── AVAILABLE RECORDS ──

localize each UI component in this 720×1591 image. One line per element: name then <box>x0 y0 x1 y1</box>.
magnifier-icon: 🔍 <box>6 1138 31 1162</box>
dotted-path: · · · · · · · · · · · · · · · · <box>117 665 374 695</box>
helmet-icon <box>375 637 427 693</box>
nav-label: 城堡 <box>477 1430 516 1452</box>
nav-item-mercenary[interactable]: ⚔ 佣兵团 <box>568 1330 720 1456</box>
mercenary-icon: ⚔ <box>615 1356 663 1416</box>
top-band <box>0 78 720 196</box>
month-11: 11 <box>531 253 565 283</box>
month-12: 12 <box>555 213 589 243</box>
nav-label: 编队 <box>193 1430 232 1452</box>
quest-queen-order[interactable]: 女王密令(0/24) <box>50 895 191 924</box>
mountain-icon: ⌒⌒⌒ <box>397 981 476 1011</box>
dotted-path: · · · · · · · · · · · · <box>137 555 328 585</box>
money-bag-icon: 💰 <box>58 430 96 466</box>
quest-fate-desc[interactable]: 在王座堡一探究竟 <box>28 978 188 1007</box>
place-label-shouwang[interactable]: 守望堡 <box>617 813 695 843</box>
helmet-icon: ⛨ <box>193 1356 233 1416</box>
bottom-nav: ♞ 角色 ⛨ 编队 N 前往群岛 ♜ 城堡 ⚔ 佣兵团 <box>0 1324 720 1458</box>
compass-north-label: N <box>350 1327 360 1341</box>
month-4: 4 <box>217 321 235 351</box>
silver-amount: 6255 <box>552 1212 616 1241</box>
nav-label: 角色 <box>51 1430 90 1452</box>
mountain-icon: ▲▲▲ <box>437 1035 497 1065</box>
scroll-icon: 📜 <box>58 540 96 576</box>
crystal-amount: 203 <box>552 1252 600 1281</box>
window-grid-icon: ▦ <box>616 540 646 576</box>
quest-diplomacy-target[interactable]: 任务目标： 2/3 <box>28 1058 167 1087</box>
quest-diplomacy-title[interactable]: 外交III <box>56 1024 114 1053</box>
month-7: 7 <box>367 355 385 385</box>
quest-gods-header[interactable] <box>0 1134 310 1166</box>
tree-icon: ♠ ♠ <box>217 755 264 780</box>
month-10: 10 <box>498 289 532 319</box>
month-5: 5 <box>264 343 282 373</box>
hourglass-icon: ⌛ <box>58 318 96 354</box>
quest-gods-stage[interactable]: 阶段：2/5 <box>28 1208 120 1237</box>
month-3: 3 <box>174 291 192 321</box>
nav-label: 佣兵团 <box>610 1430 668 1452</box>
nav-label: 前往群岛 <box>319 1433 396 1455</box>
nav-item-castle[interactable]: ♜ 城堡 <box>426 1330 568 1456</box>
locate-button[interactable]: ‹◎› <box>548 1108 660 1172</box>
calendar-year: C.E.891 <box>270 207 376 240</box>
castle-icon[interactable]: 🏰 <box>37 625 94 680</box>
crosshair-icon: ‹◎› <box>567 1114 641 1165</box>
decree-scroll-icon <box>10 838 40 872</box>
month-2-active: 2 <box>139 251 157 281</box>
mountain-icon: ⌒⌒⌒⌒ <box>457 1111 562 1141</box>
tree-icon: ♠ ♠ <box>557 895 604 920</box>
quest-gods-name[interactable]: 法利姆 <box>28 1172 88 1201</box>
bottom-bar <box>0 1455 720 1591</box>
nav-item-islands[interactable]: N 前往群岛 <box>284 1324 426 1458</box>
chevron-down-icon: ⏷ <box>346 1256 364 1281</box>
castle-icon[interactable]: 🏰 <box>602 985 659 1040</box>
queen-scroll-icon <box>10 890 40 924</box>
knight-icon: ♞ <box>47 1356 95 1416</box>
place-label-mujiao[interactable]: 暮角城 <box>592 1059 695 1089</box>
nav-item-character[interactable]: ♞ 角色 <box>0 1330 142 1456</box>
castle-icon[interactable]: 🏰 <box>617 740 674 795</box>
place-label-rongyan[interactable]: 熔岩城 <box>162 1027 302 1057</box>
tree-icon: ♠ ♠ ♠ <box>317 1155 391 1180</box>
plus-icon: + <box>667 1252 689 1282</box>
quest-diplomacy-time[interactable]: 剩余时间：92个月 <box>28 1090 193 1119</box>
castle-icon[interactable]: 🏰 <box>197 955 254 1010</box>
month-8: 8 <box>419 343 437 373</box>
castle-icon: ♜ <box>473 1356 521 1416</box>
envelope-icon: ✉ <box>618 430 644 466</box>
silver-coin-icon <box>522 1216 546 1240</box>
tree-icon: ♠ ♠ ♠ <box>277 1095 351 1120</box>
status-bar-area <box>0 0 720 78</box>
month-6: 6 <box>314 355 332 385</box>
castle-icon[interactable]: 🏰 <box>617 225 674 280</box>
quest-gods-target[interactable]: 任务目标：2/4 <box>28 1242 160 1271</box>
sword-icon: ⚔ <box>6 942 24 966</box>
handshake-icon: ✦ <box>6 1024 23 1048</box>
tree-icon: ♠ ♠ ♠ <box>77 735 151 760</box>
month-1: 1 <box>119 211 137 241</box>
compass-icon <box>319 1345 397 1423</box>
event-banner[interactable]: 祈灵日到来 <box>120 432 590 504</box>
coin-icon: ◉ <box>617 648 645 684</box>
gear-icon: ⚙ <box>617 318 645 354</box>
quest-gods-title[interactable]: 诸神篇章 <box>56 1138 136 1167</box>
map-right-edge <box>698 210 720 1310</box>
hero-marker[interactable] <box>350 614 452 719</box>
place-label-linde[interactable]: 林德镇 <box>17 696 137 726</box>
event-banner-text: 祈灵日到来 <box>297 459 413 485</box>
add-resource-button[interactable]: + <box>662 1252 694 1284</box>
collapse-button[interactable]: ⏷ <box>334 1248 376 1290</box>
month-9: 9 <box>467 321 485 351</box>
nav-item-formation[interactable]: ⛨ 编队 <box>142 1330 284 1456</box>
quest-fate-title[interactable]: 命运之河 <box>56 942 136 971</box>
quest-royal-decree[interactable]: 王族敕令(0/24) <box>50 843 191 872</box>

───
── AVAILABLE RECORDS ──

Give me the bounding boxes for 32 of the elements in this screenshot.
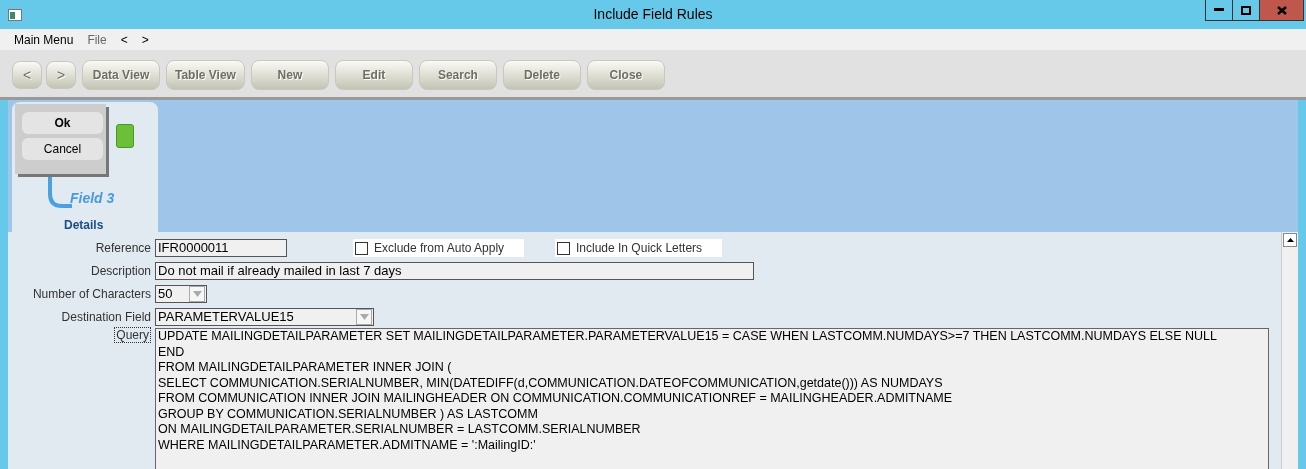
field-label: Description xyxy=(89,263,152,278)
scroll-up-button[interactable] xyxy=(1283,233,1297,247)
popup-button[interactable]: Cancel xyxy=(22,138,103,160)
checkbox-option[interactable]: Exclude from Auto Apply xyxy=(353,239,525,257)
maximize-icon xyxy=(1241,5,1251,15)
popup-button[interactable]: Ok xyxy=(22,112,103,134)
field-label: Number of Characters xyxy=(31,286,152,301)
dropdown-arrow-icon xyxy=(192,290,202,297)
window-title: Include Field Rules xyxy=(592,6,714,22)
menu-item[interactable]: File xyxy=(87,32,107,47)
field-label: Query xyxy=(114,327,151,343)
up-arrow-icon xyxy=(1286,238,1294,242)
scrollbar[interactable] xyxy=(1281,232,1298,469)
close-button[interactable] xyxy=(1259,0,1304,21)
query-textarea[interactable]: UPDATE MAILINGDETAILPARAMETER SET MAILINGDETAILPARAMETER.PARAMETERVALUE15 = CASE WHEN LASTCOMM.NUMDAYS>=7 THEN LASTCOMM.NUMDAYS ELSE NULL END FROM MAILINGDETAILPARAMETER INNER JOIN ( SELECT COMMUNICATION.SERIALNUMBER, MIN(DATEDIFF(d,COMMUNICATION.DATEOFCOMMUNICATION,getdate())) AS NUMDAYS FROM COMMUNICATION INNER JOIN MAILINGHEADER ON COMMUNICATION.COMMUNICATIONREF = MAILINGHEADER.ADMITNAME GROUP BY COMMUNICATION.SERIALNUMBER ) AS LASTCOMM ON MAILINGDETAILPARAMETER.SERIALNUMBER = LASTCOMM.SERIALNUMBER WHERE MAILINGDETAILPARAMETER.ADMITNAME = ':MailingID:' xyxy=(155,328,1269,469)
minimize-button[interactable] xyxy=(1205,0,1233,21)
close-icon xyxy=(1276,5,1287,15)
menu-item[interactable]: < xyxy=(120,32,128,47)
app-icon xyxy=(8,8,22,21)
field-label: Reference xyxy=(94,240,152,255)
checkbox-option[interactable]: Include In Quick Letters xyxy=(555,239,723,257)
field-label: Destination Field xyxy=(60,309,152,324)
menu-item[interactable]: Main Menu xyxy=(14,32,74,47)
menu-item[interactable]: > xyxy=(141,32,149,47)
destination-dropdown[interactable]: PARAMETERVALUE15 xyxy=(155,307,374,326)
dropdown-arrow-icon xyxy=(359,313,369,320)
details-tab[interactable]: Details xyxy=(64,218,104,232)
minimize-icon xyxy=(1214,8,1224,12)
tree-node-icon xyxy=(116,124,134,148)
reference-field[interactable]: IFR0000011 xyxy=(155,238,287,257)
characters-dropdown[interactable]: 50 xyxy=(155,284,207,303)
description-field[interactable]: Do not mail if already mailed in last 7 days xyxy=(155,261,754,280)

───

GIVEN PROBLEM: Copy out, word for word, the lines above from the one containing "localize each UI" through the one containing "hourglass-icon: ⌛ <box>58 318 96 354</box>", including both of those lines.

OUTPUT BELOW:
localize each UI component in this 720×1591 image. One line per element: name then <box>x0 y0 x1 y1</box>.
magnifier-icon: 🔍 <box>6 1138 31 1162</box>
dotted-path: · · · · · · · · · · · · · · · · <box>117 665 374 695</box>
helmet-icon <box>375 637 427 693</box>
nav-label: 城堡 <box>477 1430 516 1452</box>
nav-item-mercenary[interactable]: ⚔ 佣兵团 <box>568 1330 720 1456</box>
mercenary-icon: ⚔ <box>615 1356 663 1416</box>
top-band <box>0 78 720 196</box>
month-11: 11 <box>531 253 565 283</box>
month-12: 12 <box>555 213 589 243</box>
nav-label: 编队 <box>193 1430 232 1452</box>
quest-queen-order[interactable]: 女王密令(0/24) <box>50 895 191 924</box>
mountain-icon: ⌒⌒⌒ <box>397 981 476 1011</box>
dotted-path: · · · · · · · · · · · · <box>137 555 328 585</box>
money-bag-icon: 💰 <box>58 430 96 466</box>
quest-fate-desc[interactable]: 在王座堡一探究竟 <box>28 978 188 1007</box>
place-label-shouwang[interactable]: 守望堡 <box>617 813 695 843</box>
helmet-icon: ⛨ <box>193 1356 233 1416</box>
bottom-nav: ♞ 角色 ⛨ 编队 N 前往群岛 ♜ 城堡 ⚔ 佣兵团 <box>0 1324 720 1458</box>
compass-north-label: N <box>350 1327 360 1341</box>
month-4: 4 <box>217 321 235 351</box>
silver-amount: 6255 <box>552 1212 616 1241</box>
nav-label: 角色 <box>51 1430 90 1452</box>
mountain-icon: ▲▲▲ <box>437 1035 497 1065</box>
scroll-icon: 📜 <box>58 540 96 576</box>
crystal-amount: 203 <box>552 1252 600 1281</box>
window-grid-icon: ▦ <box>616 540 646 576</box>
quest-diplomacy-target[interactable]: 任务目标： 2/3 <box>28 1058 167 1087</box>
quest-diplomacy-title[interactable]: 外交III <box>56 1024 114 1053</box>
month-7: 7 <box>367 355 385 385</box>
quest-gods-header[interactable] <box>0 1134 310 1166</box>
tree-icon: ♠ ♠ <box>217 755 264 780</box>
month-10: 10 <box>498 289 532 319</box>
month-5: 5 <box>264 343 282 373</box>
hourglass-icon: ⌛ <box>58 318 96 354</box>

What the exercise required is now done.